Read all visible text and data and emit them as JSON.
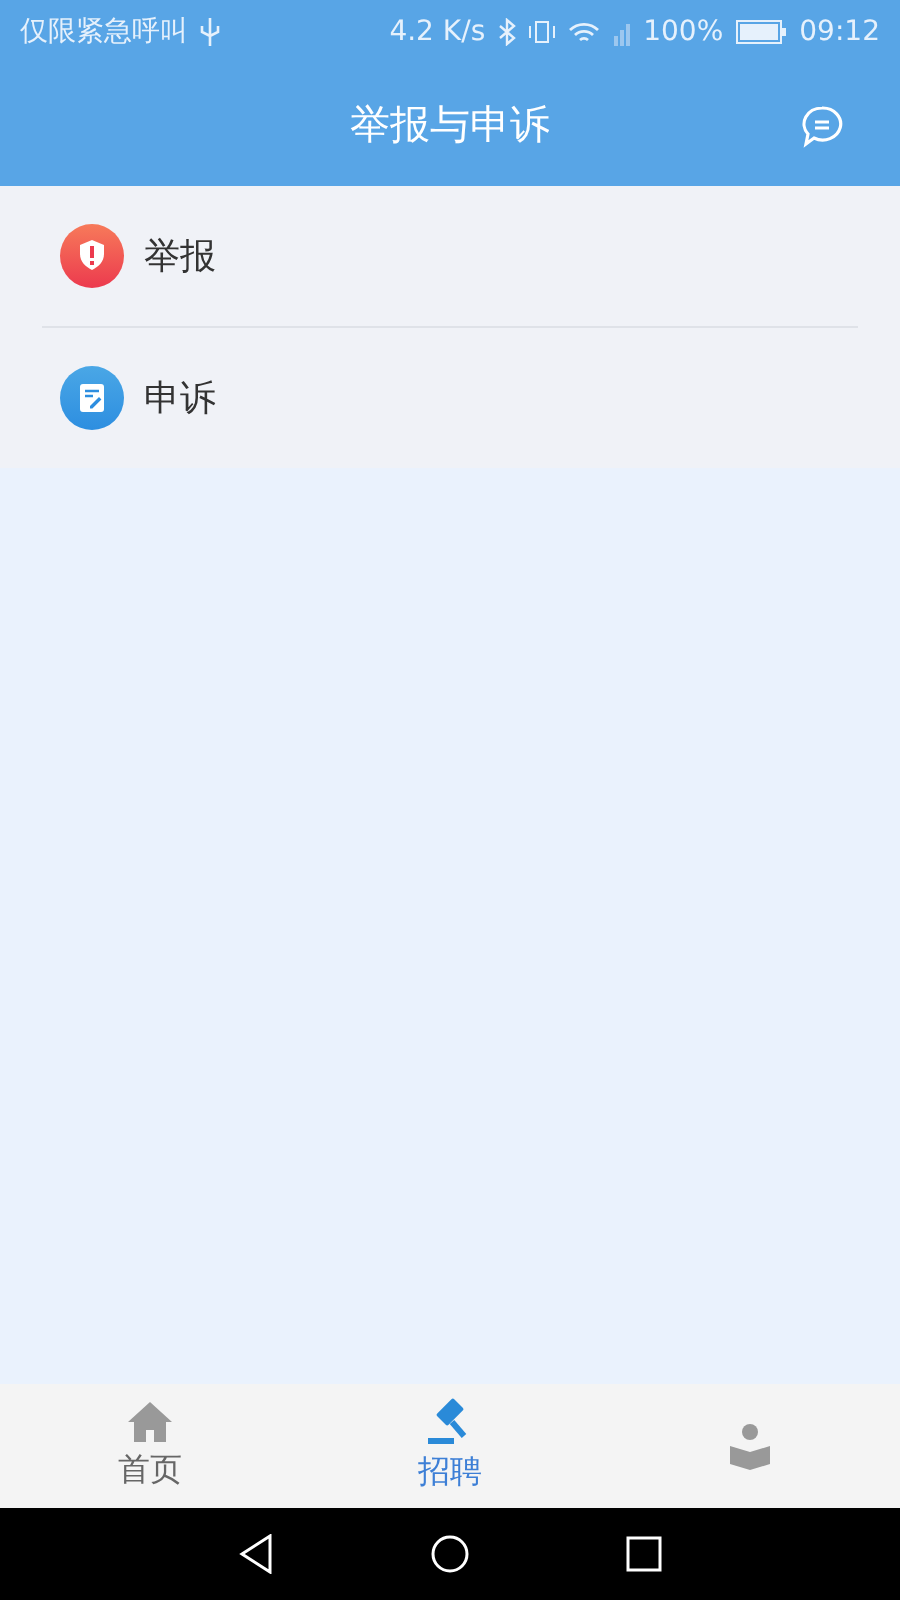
{
  "status_bar": {
    "carrier": "仅限紧急呼叫",
    "speed": "4.2 K/s",
    "battery": "100%",
    "time": "09:12"
  },
  "header": {
    "title": "举报与申诉"
  },
  "menu": [
    {
      "label": "举报",
      "kind": "report"
    },
    {
      "label": "申诉",
      "kind": "appeal"
    }
  ],
  "tabs": [
    {
      "label": "首页",
      "kind": "home",
      "selected": false
    },
    {
      "label": "招聘",
      "kind": "gavel",
      "selected": true
    },
    {
      "kind": "reader",
      "selected": false
    }
  ]
}
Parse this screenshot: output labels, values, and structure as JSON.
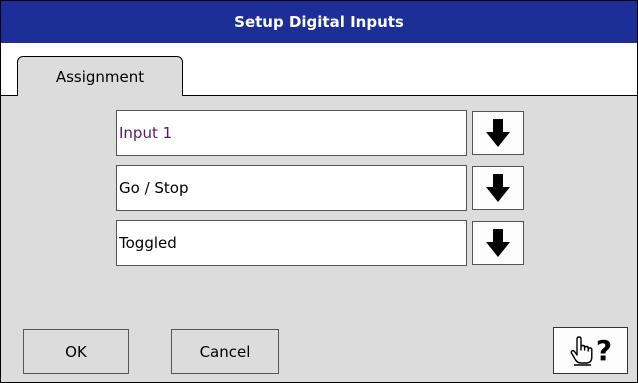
{
  "window": {
    "title": "Setup Digital Inputs"
  },
  "tabs": [
    {
      "label": "Assignment",
      "active": true
    }
  ],
  "fields": [
    {
      "value": "Input 1",
      "text_color": "#5a1a6a",
      "dropdown_icon": "arrow-down-icon"
    },
    {
      "value": "Go / Stop",
      "text_color": "#000000",
      "dropdown_icon": "arrow-down-icon"
    },
    {
      "value": "Toggled",
      "text_color": "#000000",
      "dropdown_icon": "arrow-down-icon"
    }
  ],
  "buttons": {
    "ok_label": "OK",
    "cancel_label": "Cancel",
    "help_icon": "hand-question-icon"
  },
  "colors": {
    "titlebar": "#1c2f98",
    "background": "#dcdcdc"
  }
}
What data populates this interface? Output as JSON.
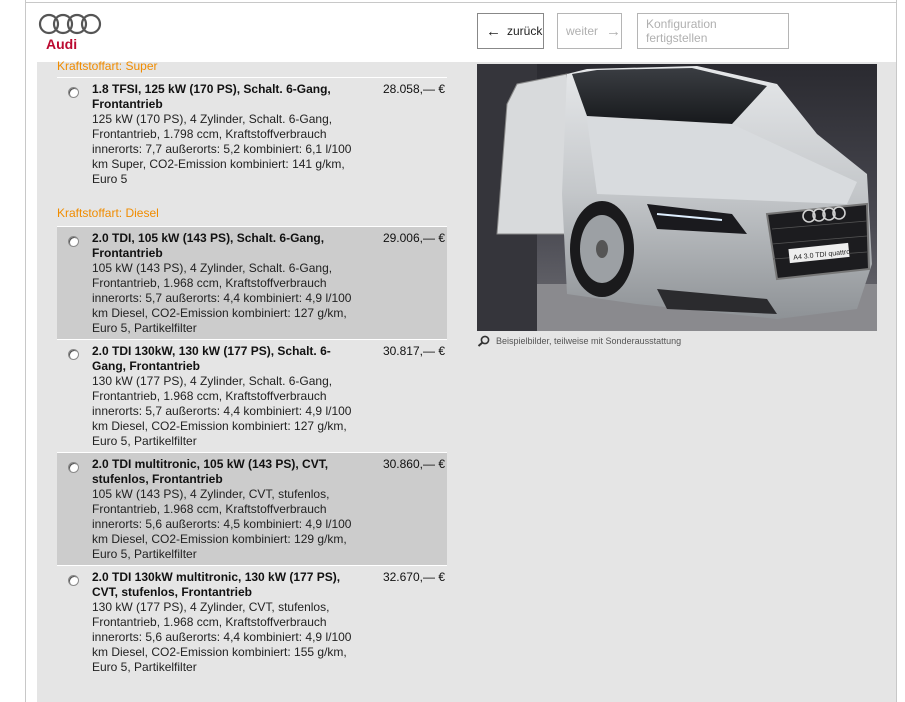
{
  "header": {
    "brand": "Audi",
    "back_label": "zurück",
    "next_label": "weiter",
    "finish_label": "Konfiguration fertigstellen",
    "back_icon": "←",
    "next_icon": "→"
  },
  "colors": {
    "accent": "#f08c00",
    "brand": "#bb0a30",
    "panel": "#e5e5e5",
    "row_shaded": "#cccccc"
  },
  "categories": {
    "super": "Kraftstoffart: Super",
    "diesel": "Kraftstoffart: Diesel"
  },
  "engines_super": [
    {
      "title": "1.8 TFSI, 125 kW (170 PS), Schalt. 6-Gang, Frontantrieb",
      "desc": "125 kW (170 PS), 4 Zylinder, Schalt. 6-Gang, Frontantrieb, 1.798 ccm, Kraftstoffverbrauch innerorts: 7,7 außerorts: 5,2 kombiniert: 6,1 l/100 km Super, CO2-Emission kombiniert: 141 g/km, Euro 5",
      "price": "28.058,— €"
    }
  ],
  "engines_diesel": [
    {
      "title": "2.0 TDI, 105 kW (143 PS), Schalt. 6-Gang, Frontantrieb",
      "desc": "105 kW (143 PS), 4 Zylinder, Schalt. 6-Gang, Frontantrieb, 1.968 ccm, Kraftstoffverbrauch innerorts: 5,7 außerorts: 4,4 kombiniert: 4,9 l/100 km Diesel, CO2-Emission kombiniert: 127 g/km, Euro 5, Partikelfilter",
      "price": "29.006,— €"
    },
    {
      "title": "2.0 TDI 130kW, 130 kW (177 PS), Schalt. 6-Gang, Frontantrieb",
      "desc": "130 kW (177 PS), 4 Zylinder, Schalt. 6-Gang, Frontantrieb, 1.968 ccm, Kraftstoffverbrauch innerorts: 5,7 außerorts: 4,4 kombiniert: 4,9 l/100 km Diesel, CO2-Emission kombiniert: 127 g/km, Euro 5, Partikelfilter",
      "price": "30.817,— €"
    },
    {
      "title": "2.0 TDI multitronic, 105 kW (143 PS), CVT, stufenlos, Frontantrieb",
      "desc": "105 kW (143 PS), 4 Zylinder, CVT, stufenlos, Frontantrieb, 1.968 ccm, Kraftstoffverbrauch innerorts: 5,6 außerorts: 4,5 kombiniert: 4,9 l/100 km Diesel, CO2-Emission kombiniert: 129 g/km, Euro 5, Partikelfilter",
      "price": "30.860,— €"
    },
    {
      "title": "2.0 TDI 130kW multitronic, 130 kW (177 PS), CVT, stufenlos, Frontantrieb",
      "desc": "130 kW (177 PS), 4 Zylinder, CVT, stufenlos, Frontantrieb, 1.968 ccm, Kraftstoffverbrauch innerorts: 5,6 außerorts: 4,4 kombiniert: 4,9 l/100 km Diesel, CO2-Emission kombiniert: 155 g/km, Euro 5, Partikelfilter",
      "price": "32.670,— €"
    }
  ],
  "photo": {
    "plate": "A4 3.0 TDI quattro",
    "caption": "Beispielbilder, teilweise mit Sonderausstattung"
  }
}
________________
Restate the full listing verbatim and drop every picture.

■ Answer below:
Read all visible text and data and emit them as JSON.
{
  "status_bar": {
    "carrier": "仅限紧急呼叫",
    "speed": "4.2 K/s",
    "battery": "100%",
    "time": "09:12"
  },
  "header": {
    "title": "举报与申诉"
  },
  "menu": [
    {
      "label": "举报",
      "kind": "report"
    },
    {
      "label": "申诉",
      "kind": "appeal"
    }
  ],
  "tabs": [
    {
      "label": "首页",
      "kind": "home",
      "selected": false
    },
    {
      "label": "招聘",
      "kind": "gavel",
      "selected": true
    },
    {
      "kind": "reader",
      "selected": false
    }
  ]
}
Parse this screenshot: output labels, values, and structure as JSON.
{
  "window": {
    "title": "Setup Digital Inputs"
  },
  "tabs": [
    {
      "label": "Assignment",
      "active": true
    }
  ],
  "fields": [
    {
      "value": "Input 1",
      "text_color": "#5a1a6a",
      "dropdown_icon": "arrow-down-icon"
    },
    {
      "value": "Go / Stop",
      "text_color": "#000000",
      "dropdown_icon": "arrow-down-icon"
    },
    {
      "value": "Toggled",
      "text_color": "#000000",
      "dropdown_icon": "arrow-down-icon"
    }
  ],
  "buttons": {
    "ok_label": "OK",
    "cancel_label": "Cancel",
    "help_icon": "hand-question-icon"
  },
  "colors": {
    "titlebar": "#1c2f98",
    "background": "#dcdcdc"
  }
}
What data populates this interface? Output as JSON.
{
  "header": {
    "brand": "Audi",
    "back_label": "zurück",
    "next_label": "weiter",
    "finish_label": "Konfiguration fertigstellen",
    "back_icon": "←",
    "next_icon": "→"
  },
  "colors": {
    "accent": "#f08c00",
    "brand": "#bb0a30",
    "panel": "#e5e5e5",
    "row_shaded": "#cccccc"
  },
  "categories": {
    "super": "Kraftstoffart: Super",
    "diesel": "Kraftstoffart: Diesel"
  },
  "engines_super": [
    {
      "title": "1.8 TFSI, 125 kW (170 PS), Schalt. 6-Gang, Frontantrieb",
      "desc": "125 kW (170 PS), 4 Zylinder, Schalt. 6-Gang, Frontantrieb, 1.798 ccm, Kraftstoffverbrauch innerorts: 7,7 außerorts: 5,2 kombiniert: 6,1 l/100 km Super, CO2-Emission kombiniert: 141 g/km, Euro 5",
      "price": "28.058,— €"
    }
  ],
  "engines_diesel": [
    {
      "title": "2.0 TDI, 105 kW (143 PS), Schalt. 6-Gang, Frontantrieb",
      "desc": "105 kW (143 PS), 4 Zylinder, Schalt. 6-Gang, Frontantrieb, 1.968 ccm, Kraftstoffverbrauch innerorts: 5,7 außerorts: 4,4 kombiniert: 4,9 l/100 km Diesel, CO2-Emission kombiniert: 127 g/km, Euro 5, Partikelfilter",
      "price": "29.006,— €"
    },
    {
      "title": "2.0 TDI 130kW, 130 kW (177 PS), Schalt. 6-Gang, Frontantrieb",
      "desc": "130 kW (177 PS), 4 Zylinder, Schalt. 6-Gang, Frontantrieb, 1.968 ccm, Kraftstoffverbrauch innerorts: 5,7 außerorts: 4,4 kombiniert: 4,9 l/100 km Diesel, CO2-Emission kombiniert: 127 g/km, Euro 5, Partikelfilter",
      "price": "30.817,— €"
    },
    {
      "title": "2.0 TDI multitronic, 105 kW (143 PS), CVT, stufenlos, Frontantrieb",
      "desc": "105 kW (143 PS), 4 Zylinder, CVT, stufenlos, Frontantrieb, 1.968 ccm, Kraftstoffverbrauch innerorts: 5,6 außerorts: 4,5 kombiniert: 4,9 l/100 km Diesel, CO2-Emission kombiniert: 129 g/km, Euro 5, Partikelfilter",
      "price": "30.860,— €"
    },
    {
      "title": "2.0 TDI 130kW multitronic, 130 kW (177 PS), CVT, stufenlos, Frontantrieb",
      "desc": "130 kW (177 PS), 4 Zylinder, CVT, stufenlos, Frontantrieb, 1.968 ccm, Kraftstoffverbrauch innerorts: 5,6 außerorts: 4,4 kombiniert: 4,9 l/100 km Diesel, CO2-Emission kombiniert: 155 g/km, Euro 5, Partikelfilter",
      "price": "32.670,— €"
    }
  ],
  "photo": {
    "plate": "A4 3.0 TDI quattro",
    "caption": "Beispielbilder, teilweise mit Sonderausstattung"
  }
}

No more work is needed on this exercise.